**STATED EXERCISE:** Drop the pictures from the entries below, then reproduce the rest exactly.

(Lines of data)
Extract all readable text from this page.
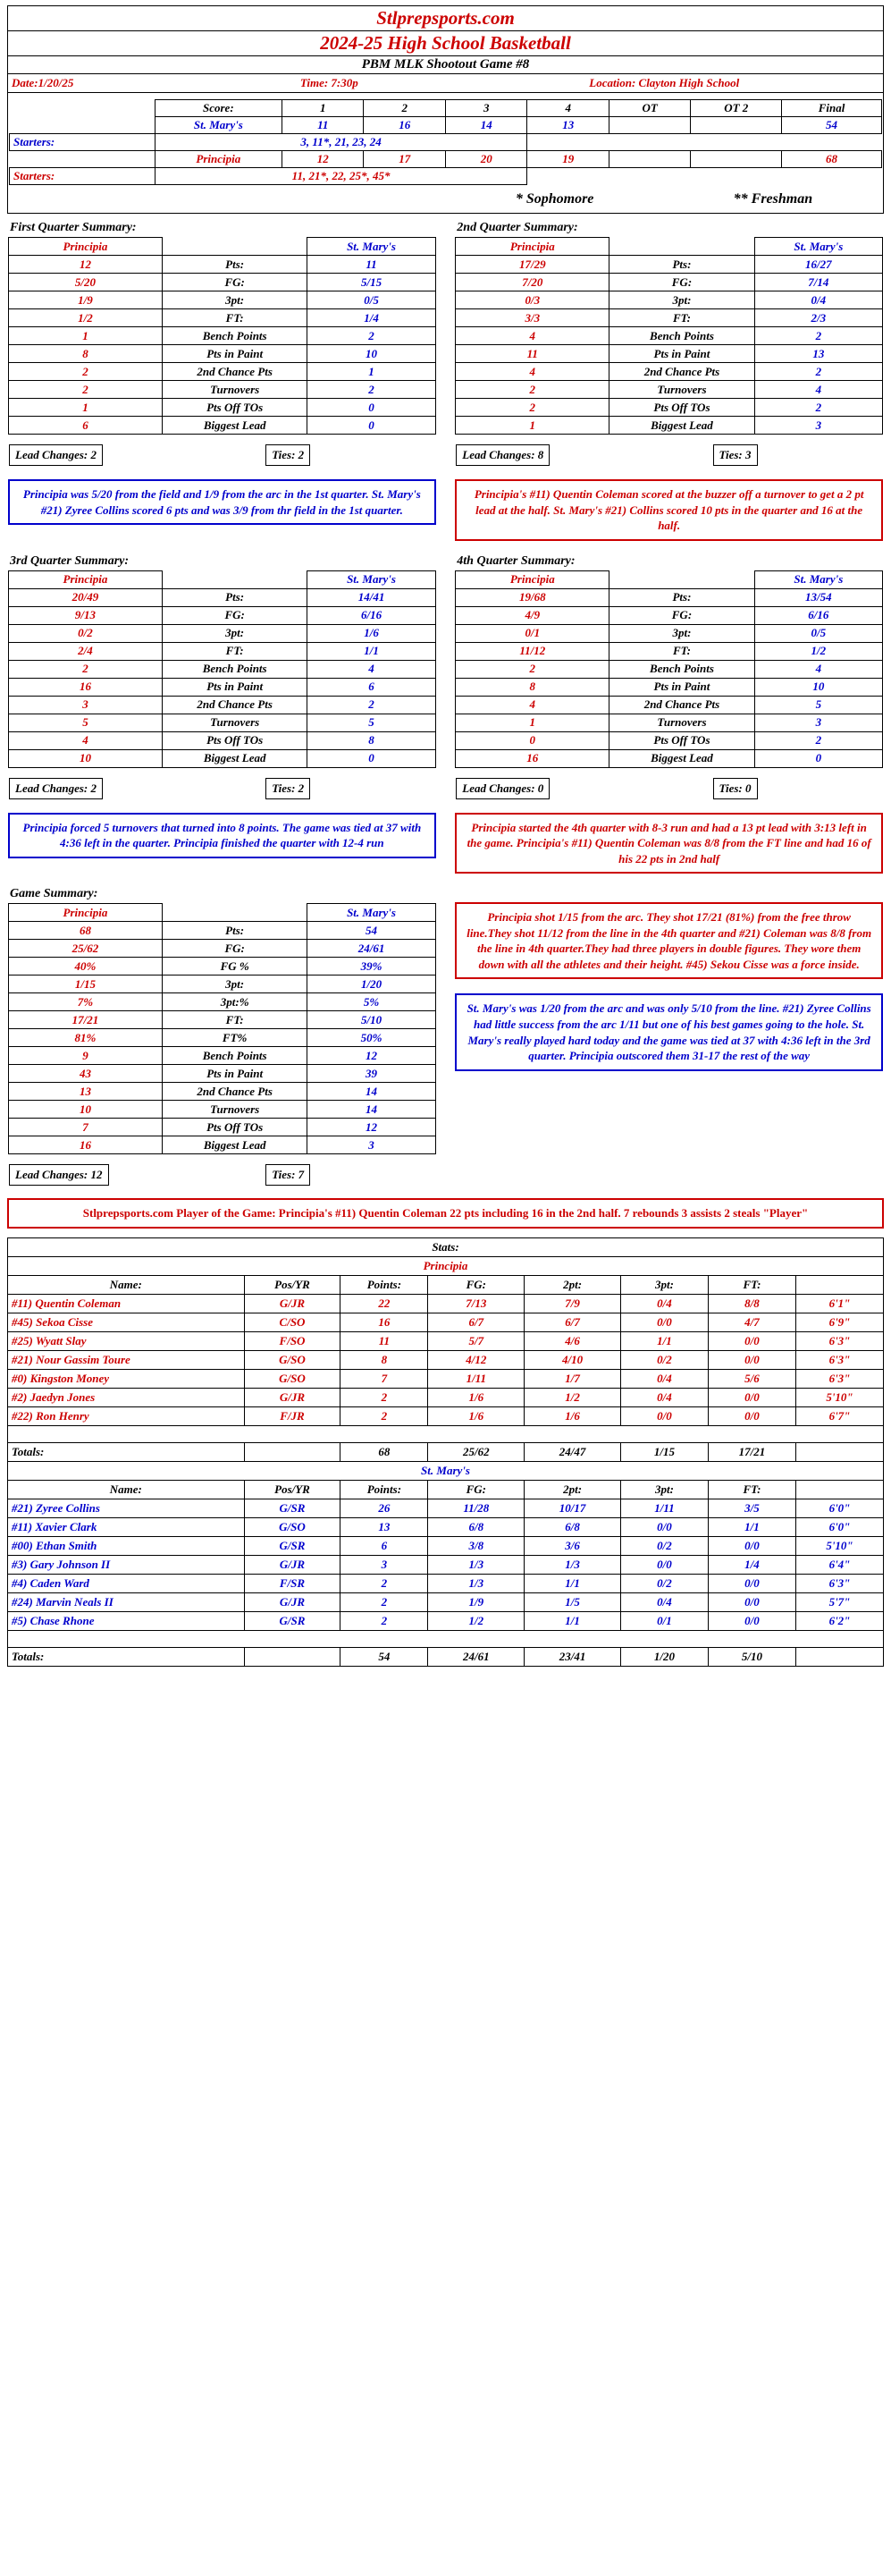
Stlprepsports.com
2024-25 High School Basketball
PBM MLK Shootout Game #8
Date:1/20/25	Time: 7:30p	Location: Clayton High School
	Score:	1	2	3	4	OT	OT 2	Final
	St. Mary's	11	16	14	13			54
Starters:	3, 11*, 21, 23, 24				
	Principia	12	17	20	19			68
Starters:	11, 21*, 22, 25*, 45*				
	* Sophomore	** Freshman
First Quarter Summary:
Principia		St. Mary's
12	Pts:	11
5/20	FG:	5/15
1/9	3pt:	0/5
1/2	FT:	1/4
1	Bench Points	2
8	Pts in Paint	10
2	2nd Chance Pts	1
2	Turnovers	2
1	Pts Off TOs	0
6	Biggest Lead	0
Lead Changes: 2	Ties: 2
Principia was 5/20 from the field and 1/9 from the arc in the 1st quarter. St. Mary's #21) Zyree Collins scored 6 pts and was 3/9 from thr field in the 1st quarter.

2nd Quarter Summary:
Principia		St. Mary's
17/29	Pts:	16/27
7/20	FG:	7/14
0/3	3pt:	0/4
3/3	FT:	2/3
4	Bench Points	2
11	Pts in Paint	13
4	2nd Chance Pts	2
2	Turnovers	4
2	Pts Off TOs	2
1	Biggest Lead	3
Lead Changes: 8	Ties: 3
Principia's #11) Quentin Coleman scored at the buzzer off a turnover to get a 2 pt lead at the half. St. Mary's #21) Collins scored 10 pts in the quarter and 16 at the half.
3rd Quarter Summary:
Principia		St. Mary's
20/49	Pts:	14/41
9/13	FG:	6/16
0/2	3pt:	1/6
2/4	FT:	1/1
2	Bench Points	4
16	Pts in Paint	6
3	2nd Chance Pts	2
5	Turnovers	5
4	Pts Off TOs	8
10	Biggest Lead	0
Lead Changes: 2	Ties: 2
Principia forced 5 turnovers that turned into 8 points. The game was tied at 37 with 4:36 left in the quarter. Principia finished the quarter with 12-4 run

4th Quarter Summary:
Principia		St. Mary's
19/68	Pts:	13/54
4/9	FG:	6/16
0/1	3pt:	0/5
11/12	FT:	1/2
2	Bench Points	4
8	Pts in Paint	10
4	2nd Chance Pts	5
1	Turnovers	3
0	Pts Off TOs	2
16	Biggest Lead	0
Lead Changes: 0	Ties: 0
Principia started the 4th quarter with 8-3 run and had a 13 pt lead with 3:13 left in the game. Principia's #11) Quentin Coleman was 8/8 from the FT line and had 16 of his 22 pts in 2nd half
Game Summary:
Principia		St. Mary's
68	Pts:	54
25/62	FG:	24/61
40%	FG %	39%
1/15	3pt:	1/20
7%	3pt:%	5%
17/21	FT:	5/10
81%	FT%	50%
9	Bench Points	12
43	Pts in Paint	39
13	2nd Chance Pts	14
10	Turnovers	14
7	Pts Off TOs	12
16	Biggest Lead	3
Lead Changes: 12	Ties: 7

Principia shot 1/15 from the arc. They shot 17/21 (81%) from the free throw line.They shot 11/12 from the line in the 4th quarter and #21) Coleman was 8/8 from the line in 4th quarter.They had three players in double figures. They wore them down with all the athletes and their height. #45) Sekou Cisse was a force inside.
St. Mary's was 1/20 from the arc and was only 5/10 from the line. #21) Zyree Collins had little success from the arc 1/11 but one of his best games going to the hole. St. Mary's really played hard today and the game was tied at 37 with 4:36 left in the 3rd quarter. Principia outscored them 31-17 the rest of the way
Stlprepsports.com Player of the Game: Principia's #11) Quentin Coleman 22 pts including 16 in the 2nd half. 7 rebounds 3 assists 2 steals "Player"
Stats:							
Principia							
Name:	Pos/YR	Points:	FG:	2pt:	3pt:	FT:	
#11) Quentin Coleman	G/JR	22	7/13	7/9	0/4	8/8	6'1"
#45) Sekoa Cisse	C/SO	16	6/7	6/7	0/0	4/7	6'9"
#25) Wyatt Slay	F/SO	11	5/7	4/6	1/1	0/0	6'3"
#21) Nour Gassim Toure	G/SO	8	4/12	4/10	0/2	0/0	6'3"
#0) Kingston Money	G/SO	7	1/11	1/7	0/4	5/6	6'3"
#2) Jaedyn Jones	G/JR	2	1/6	1/2	0/4	0/0	5'10"
#22) Ron Henry	F/JR	2	1/6	1/6	0/0	0/0	6'7"

Totals:		68	25/62	24/47	1/15	17/21	
St. Mary's							
Name:	Pos/YR	Points:	FG:	2pt:	3pt:	FT:	
#21) Zyree Collins	G/SR	26	11/28	10/17	1/11	3/5	6'0"
#11) Xavier Clark	G/SO	13	6/8	6/8	0/0	1/1	6'0"
#00) Ethan Smith	G/SR	6	3/8	3/6	0/2	0/0	5'10"
#3) Gary Johnson II	G/JR	3	1/3	1/3	0/0	1/4	6'4"
#4) Caden Ward	F/SR	2	1/3	1/1	0/2	0/0	6'3"
#24) Marvin Neals II	G/JR	2	1/9	1/5	0/4	0/0	5'7"
#5) Chase Rhone	G/SR	2	1/2	1/1	0/1	0/0	6'2"

Totals:		54	24/61	23/41	1/20	5/10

**COMPLETE ANSWER:**
Extract all readable text from this page.
Stlprepsports.com
2024-25 High School Basketball
PBM MLK Shootout Game #8
Date:1/20/25	Time: 7:30p	Location: Clayton High School
	Score:	1	2	3	4	OT	OT 2	Final
	St. Mary's	11	16	14	13			54
Starters:	3, 11*, 21, 23, 24				
	Principia	12	17	20	19			68
Starters:	11, 21*, 22, 25*, 45*				
	* Sophomore	** Freshman
First Quarter Summary:
Principia		St. Mary's
12	Pts:	11
5/20	FG:	5/15
1/9	3pt:	0/5
1/2	FT:	1/4
1	Bench Points	2
8	Pts in Paint	10
2	2nd Chance Pts	1
2	Turnovers	2
1	Pts Off TOs	0
6	Biggest Lead	0
Lead Changes: 2	Ties: 2
Principia was 5/20 from the field and 1/9 from the arc in the 1st quarter. St. Mary's #21) Zyree Collins scored 6 pts and was 3/9 from thr field in the 1st quarter.

2nd Quarter Summary:
Principia		St. Mary's
17/29	Pts:	16/27
7/20	FG:	7/14
0/3	3pt:	0/4
3/3	FT:	2/3
4	Bench Points	2
11	Pts in Paint	13
4	2nd Chance Pts	2
2	Turnovers	4
2	Pts Off TOs	2
1	Biggest Lead	3
Lead Changes: 8	Ties: 3
Principia's #11) Quentin Coleman scored at the buzzer off a turnover to get a 2 pt lead at the half. St. Mary's #21) Collins scored 10 pts in the quarter and 16 at the half.
3rd Quarter Summary:
Principia		St. Mary's
20/49	Pts:	14/41
9/13	FG:	6/16
0/2	3pt:	1/6
2/4	FT:	1/1
2	Bench Points	4
16	Pts in Paint	6
3	2nd Chance Pts	2
5	Turnovers	5
4	Pts Off TOs	8
10	Biggest Lead	0
Lead Changes: 2	Ties: 2
Principia forced 5 turnovers that turned into 8 points. The game was tied at 37 with 4:36 left in the quarter. Principia finished the quarter with 12-4 run

4th Quarter Summary:
Principia		St. Mary's
19/68	Pts:	13/54
4/9	FG:	6/16
0/1	3pt:	0/5
11/12	FT:	1/2
2	Bench Points	4
8	Pts in Paint	10
4	2nd Chance Pts	5
1	Turnovers	3
0	Pts Off TOs	2
16	Biggest Lead	0
Lead Changes: 0	Ties: 0
Principia started the 4th quarter with 8-3 run and had a 13 pt lead with 3:13 left in the game. Principia's #11) Quentin Coleman was 8/8 from the FT line and had 16 of his 22 pts in 2nd half
Game Summary:
Principia		St. Mary's
68	Pts:	54
25/62	FG:	24/61
40%	FG %	39%
1/15	3pt:	1/20
7%	3pt:%	5%
17/21	FT:	5/10
81%	FT%	50%
9	Bench Points	12
43	Pts in Paint	39
13	2nd Chance Pts	14
10	Turnovers	14
7	Pts Off TOs	12
16	Biggest Lead	3
Lead Changes: 12	Ties: 7

Principia shot 1/15 from the arc. They shot 17/21 (81%) from the free throw line.They shot 11/12 from the line in the 4th quarter and #21) Coleman was 8/8 from the line in 4th quarter.They had three players in double figures. They wore them down with all the athletes and their height. #45) Sekou Cisse was a force inside.
St. Mary's was 1/20 from the arc and was only 5/10 from the line. #21) Zyree Collins had little success from the arc 1/11 but one of his best games going to the hole. St. Mary's really played hard today and the game was tied at 37 with 4:36 left in the 3rd quarter. Principia outscored them 31-17 the rest of the way
Stlprepsports.com Player of the Game: Principia's #11) Quentin Coleman 22 pts including 16 in the 2nd half. 7 rebounds 3 assists 2 steals "Player"
Stats:							
Principia							
Name:	Pos/YR	Points:	FG:	2pt:	3pt:	FT:	
#11) Quentin Coleman	G/JR	22	7/13	7/9	0/4	8/8	6'1"
#45) Sekoa Cisse	C/SO	16	6/7	6/7	0/0	4/7	6'9"
#25) Wyatt Slay	F/SO	11	5/7	4/6	1/1	0/0	6'3"
#21) Nour Gassim Toure	G/SO	8	4/12	4/10	0/2	0/0	6'3"
#0) Kingston Money	G/SO	7	1/11	1/7	0/4	5/6	6'3"
#2) Jaedyn Jones	G/JR	2	1/6	1/2	0/4	0/0	5'10"
#22) Ron Henry	F/JR	2	1/6	1/6	0/0	0/0	6'7"

Totals:		68	25/62	24/47	1/15	17/21	
St. Mary's							
Name:	Pos/YR	Points:	FG:	2pt:	3pt:	FT:	
#21) Zyree Collins	G/SR	26	11/28	10/17	1/11	3/5	6'0"
#11) Xavier Clark	G/SO	13	6/8	6/8	0/0	1/1	6'0"
#00) Ethan Smith	G/SR	6	3/8	3/6	0/2	0/0	5'10"
#3) Gary Johnson II	G/JR	3	1/3	1/3	0/0	1/4	6'4"
#4) Caden Ward	F/SR	2	1/3	1/1	0/2	0/0	6'3"
#24) Marvin Neals II	G/JR	2	1/9	1/5	0/4	0/0	5'7"
#5) Chase Rhone	G/SR	2	1/2	1/1	0/1	0/0	6'2"

Totals:		54	24/61	23/41	1/20	5/10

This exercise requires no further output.